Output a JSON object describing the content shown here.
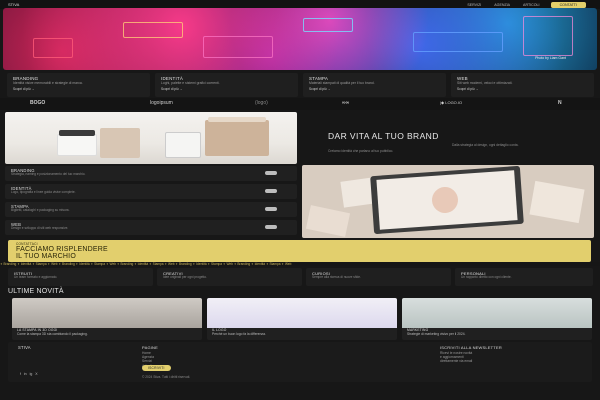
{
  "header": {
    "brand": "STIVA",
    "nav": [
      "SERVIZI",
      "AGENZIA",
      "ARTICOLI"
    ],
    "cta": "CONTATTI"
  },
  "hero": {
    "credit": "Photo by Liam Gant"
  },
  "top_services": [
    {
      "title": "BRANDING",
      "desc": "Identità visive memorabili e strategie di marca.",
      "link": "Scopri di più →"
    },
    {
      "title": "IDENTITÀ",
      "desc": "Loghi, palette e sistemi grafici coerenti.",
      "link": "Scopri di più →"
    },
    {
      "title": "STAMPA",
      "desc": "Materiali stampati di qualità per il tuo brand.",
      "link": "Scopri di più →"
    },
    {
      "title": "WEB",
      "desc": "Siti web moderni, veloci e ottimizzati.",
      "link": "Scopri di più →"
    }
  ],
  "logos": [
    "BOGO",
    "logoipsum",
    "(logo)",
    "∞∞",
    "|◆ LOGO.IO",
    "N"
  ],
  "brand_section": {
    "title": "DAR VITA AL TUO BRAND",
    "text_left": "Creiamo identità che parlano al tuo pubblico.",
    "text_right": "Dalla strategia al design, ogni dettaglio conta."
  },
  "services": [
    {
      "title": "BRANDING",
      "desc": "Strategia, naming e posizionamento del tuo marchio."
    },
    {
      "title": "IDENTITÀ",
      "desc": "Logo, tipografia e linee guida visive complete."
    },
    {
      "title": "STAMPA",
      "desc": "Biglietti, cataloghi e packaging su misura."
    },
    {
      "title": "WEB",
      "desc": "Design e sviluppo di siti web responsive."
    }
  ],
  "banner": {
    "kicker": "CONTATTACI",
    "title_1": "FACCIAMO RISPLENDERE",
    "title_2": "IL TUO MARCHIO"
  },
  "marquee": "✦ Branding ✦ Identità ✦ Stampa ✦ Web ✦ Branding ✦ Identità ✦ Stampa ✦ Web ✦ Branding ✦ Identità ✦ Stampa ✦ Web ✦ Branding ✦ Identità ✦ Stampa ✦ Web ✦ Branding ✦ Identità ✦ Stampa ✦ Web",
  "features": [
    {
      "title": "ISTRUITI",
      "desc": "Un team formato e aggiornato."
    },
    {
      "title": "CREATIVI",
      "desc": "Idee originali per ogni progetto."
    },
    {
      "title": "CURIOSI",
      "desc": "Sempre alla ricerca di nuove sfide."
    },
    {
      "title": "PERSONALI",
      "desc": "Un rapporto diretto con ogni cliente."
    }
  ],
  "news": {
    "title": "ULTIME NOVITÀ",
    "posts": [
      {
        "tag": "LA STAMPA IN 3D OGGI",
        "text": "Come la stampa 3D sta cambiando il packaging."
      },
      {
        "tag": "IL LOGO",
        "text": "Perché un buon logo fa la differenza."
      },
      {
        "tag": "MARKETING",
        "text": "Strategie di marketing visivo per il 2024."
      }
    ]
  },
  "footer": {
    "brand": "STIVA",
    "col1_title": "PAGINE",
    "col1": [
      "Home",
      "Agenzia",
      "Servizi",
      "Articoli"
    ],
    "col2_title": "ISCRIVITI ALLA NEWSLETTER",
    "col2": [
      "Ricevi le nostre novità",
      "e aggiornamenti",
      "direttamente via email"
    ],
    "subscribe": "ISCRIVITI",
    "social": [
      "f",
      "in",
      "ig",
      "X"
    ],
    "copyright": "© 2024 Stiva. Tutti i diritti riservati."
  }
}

__________________________________________________

From the material above, gather all lines that include the string "packaging" and copy them.

● **Final result**:
      "desc": "Biglietti, cataloghi e packaging su misura."
        "text": "Come la stampa 3D sta cambiando il packaging."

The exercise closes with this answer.